◆ **JOB**: Do not copy the pictures; transcribe all other material exactly.

Entries taken from a collection:
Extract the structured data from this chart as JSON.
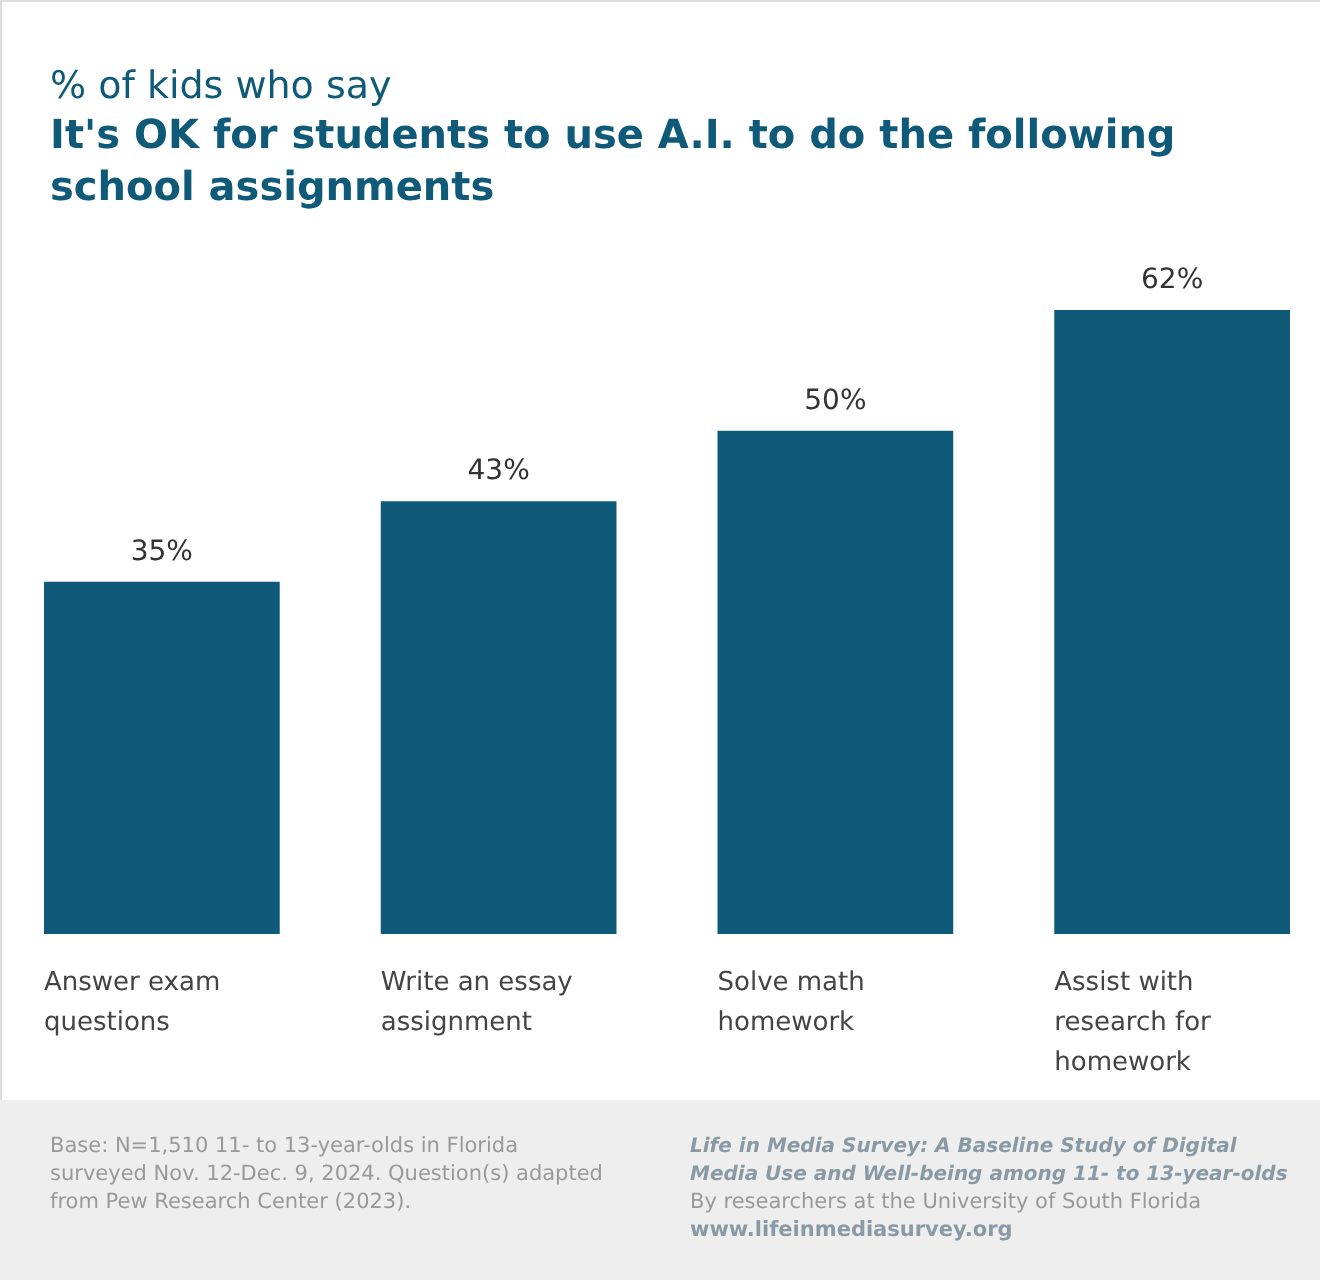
{
  "chart_data": {
    "type": "bar",
    "subtitle": "% of kids who say",
    "title": "It's OK for students to use A.I. to do the following school assignments",
    "categories": [
      "Answer exam questions",
      "Write an essay assignment",
      "Solve math homework",
      "Assist with research for homework"
    ],
    "values": [
      35,
      43,
      50,
      62
    ],
    "value_labels": [
      "35%",
      "43%",
      "50%",
      "62%"
    ],
    "color": "#0e5a78",
    "annotations": [
      "Base: N=1,510 11- to 13-year-olds in Florida surveyed Nov. 12-Dec. 9, 2024. Question(s) adapted from Pew Research Center (2023).",
      "Life in Media Survey: A Baseline Study of Digital Media Use and Well-being among 11- to 13-year-olds",
      "By researchers at the University of South Florida",
      "www.lifeinmediasurvey.org"
    ]
  }
}
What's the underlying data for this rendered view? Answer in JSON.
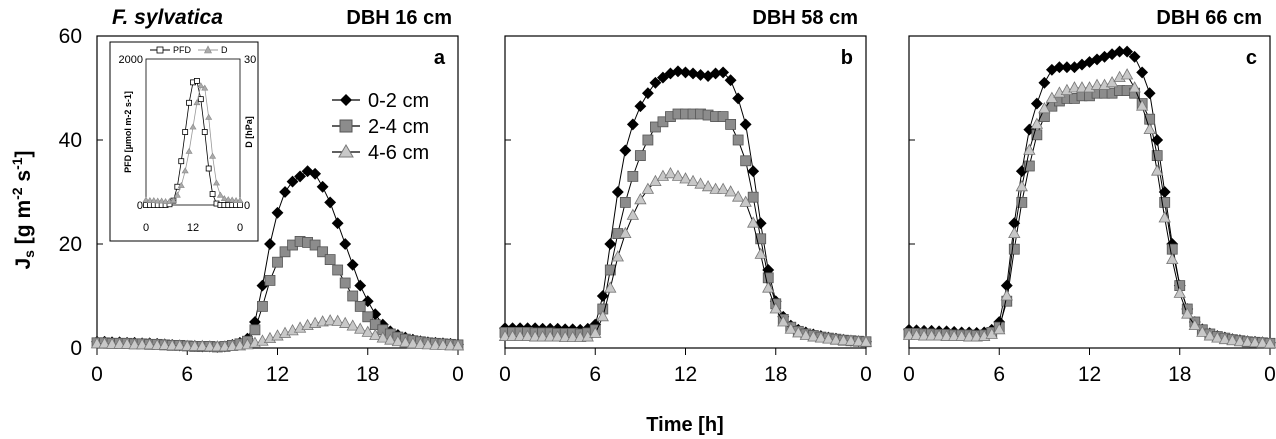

◆ **RESPONSE BELOW**:
Extract the structured data from this chart as JSON.
{
  "chart_data": {
    "type": "bar",
    "subtitle": "% of kids who say",
    "title": "It's OK for students to use A.I. to do the following school assignments",
    "categories": [
      "Answer exam questions",
      "Write an essay assignment",
      "Solve math homework",
      "Assist with research for homework"
    ],
    "values": [
      35,
      43,
      50,
      62
    ],
    "value_labels": [
      "35%",
      "43%",
      "50%",
      "62%"
    ],
    "color": "#0e5a78",
    "annotations": [
      "Base: N=1,510 11- to 13-year-olds in Florida surveyed Nov. 12-Dec. 9, 2024. Question(s) adapted from Pew Research Center (2023).",
      "Life in Media Survey: A Baseline Study of Digital Media Use and Well-being among 11- to 13-year-olds",
      "By researchers at the University of South Florida",
      "www.lifeinmediasurvey.org"
    ]
  }
}
What's the underlying data for this rendered view? Answer in JSON.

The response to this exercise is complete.